Return the full material exactly.

---------- Task input ----------

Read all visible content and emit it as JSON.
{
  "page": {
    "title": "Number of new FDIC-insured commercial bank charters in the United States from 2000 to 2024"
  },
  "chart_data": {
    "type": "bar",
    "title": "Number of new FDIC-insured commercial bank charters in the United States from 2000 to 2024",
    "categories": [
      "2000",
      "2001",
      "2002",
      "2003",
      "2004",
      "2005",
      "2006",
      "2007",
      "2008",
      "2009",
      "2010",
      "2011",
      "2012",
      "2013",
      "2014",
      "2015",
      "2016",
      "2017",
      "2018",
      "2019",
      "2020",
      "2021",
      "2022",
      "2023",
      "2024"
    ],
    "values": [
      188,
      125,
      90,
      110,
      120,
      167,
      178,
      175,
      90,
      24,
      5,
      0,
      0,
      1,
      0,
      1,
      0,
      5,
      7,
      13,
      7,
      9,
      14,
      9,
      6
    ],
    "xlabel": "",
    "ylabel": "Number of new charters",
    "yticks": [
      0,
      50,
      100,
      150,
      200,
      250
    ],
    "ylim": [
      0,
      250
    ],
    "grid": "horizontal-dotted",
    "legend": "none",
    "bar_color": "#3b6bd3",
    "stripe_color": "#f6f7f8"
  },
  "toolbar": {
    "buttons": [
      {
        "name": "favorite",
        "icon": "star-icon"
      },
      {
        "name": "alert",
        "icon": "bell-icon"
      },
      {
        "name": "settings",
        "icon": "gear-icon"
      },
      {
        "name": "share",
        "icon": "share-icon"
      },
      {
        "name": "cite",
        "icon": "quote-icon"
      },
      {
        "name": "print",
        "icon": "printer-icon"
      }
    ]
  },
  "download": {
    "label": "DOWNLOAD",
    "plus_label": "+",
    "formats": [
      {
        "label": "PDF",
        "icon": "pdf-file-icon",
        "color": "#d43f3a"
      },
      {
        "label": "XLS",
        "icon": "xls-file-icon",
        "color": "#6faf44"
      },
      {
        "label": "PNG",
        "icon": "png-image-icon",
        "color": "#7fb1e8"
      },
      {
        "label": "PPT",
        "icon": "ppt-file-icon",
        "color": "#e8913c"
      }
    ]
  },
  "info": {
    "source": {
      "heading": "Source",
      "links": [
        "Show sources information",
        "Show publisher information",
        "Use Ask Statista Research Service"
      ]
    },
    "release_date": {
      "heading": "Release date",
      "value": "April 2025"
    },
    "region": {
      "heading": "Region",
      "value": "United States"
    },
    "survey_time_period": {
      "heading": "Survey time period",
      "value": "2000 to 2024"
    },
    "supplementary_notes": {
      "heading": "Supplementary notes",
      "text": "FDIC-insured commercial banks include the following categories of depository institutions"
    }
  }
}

----------

* **Final answer**:
Read all visible content and emit it as JSON.
{
  "page": {
    "title": "Number of new FDIC-insured commercial bank charters in the United States from 2000 to 2024"
  },
  "chart_data": {
    "type": "bar",
    "title": "Number of new FDIC-insured commercial bank charters in the United States from 2000 to 2024",
    "categories": [
      "2000",
      "2001",
      "2002",
      "2003",
      "2004",
      "2005",
      "2006",
      "2007",
      "2008",
      "2009",
      "2010",
      "2011",
      "2012",
      "2013",
      "2014",
      "2015",
      "2016",
      "2017",
      "2018",
      "2019",
      "2020",
      "2021",
      "2022",
      "2023",
      "2024"
    ],
    "values": [
      188,
      125,
      90,
      110,
      120,
      167,
      178,
      175,
      90,
      24,
      5,
      0,
      0,
      1,
      0,
      1,
      0,
      5,
      7,
      13,
      7,
      9,
      14,
      9,
      6
    ],
    "xlabel": "",
    "ylabel": "Number of new charters",
    "yticks": [
      0,
      50,
      100,
      150,
      200,
      250
    ],
    "ylim": [
      0,
      250
    ],
    "grid": "horizontal-dotted",
    "legend": "none",
    "bar_color": "#3b6bd3",
    "stripe_color": "#f6f7f8"
  },
  "toolbar": {
    "buttons": [
      {
        "name": "favorite",
        "icon": "star-icon"
      },
      {
        "name": "alert",
        "icon": "bell-icon"
      },
      {
        "name": "settings",
        "icon": "gear-icon"
      },
      {
        "name": "share",
        "icon": "share-icon"
      },
      {
        "name": "cite",
        "icon": "quote-icon"
      },
      {
        "name": "print",
        "icon": "printer-icon"
      }
    ]
  },
  "download": {
    "label": "DOWNLOAD",
    "plus_label": "+",
    "formats": [
      {
        "label": "PDF",
        "icon": "pdf-file-icon",
        "color": "#d43f3a"
      },
      {
        "label": "XLS",
        "icon": "xls-file-icon",
        "color": "#6faf44"
      },
      {
        "label": "PNG",
        "icon": "png-image-icon",
        "color": "#7fb1e8"
      },
      {
        "label": "PPT",
        "icon": "ppt-file-icon",
        "color": "#e8913c"
      }
    ]
  },
  "info": {
    "source": {
      "heading": "Source",
      "links": [
        "Show sources information",
        "Show publisher information",
        "Use Ask Statista Research Service"
      ]
    },
    "release_date": {
      "heading": "Release date",
      "value": "April 2025"
    },
    "region": {
      "heading": "Region",
      "value": "United States"
    },
    "survey_time_period": {
      "heading": "Survey time period",
      "value": "2000 to 2024"
    },
    "supplementary_notes": {
      "heading": "Supplementary notes",
      "text": "FDIC-insured commercial banks include the following categories of depository institutions"
    }
  }
}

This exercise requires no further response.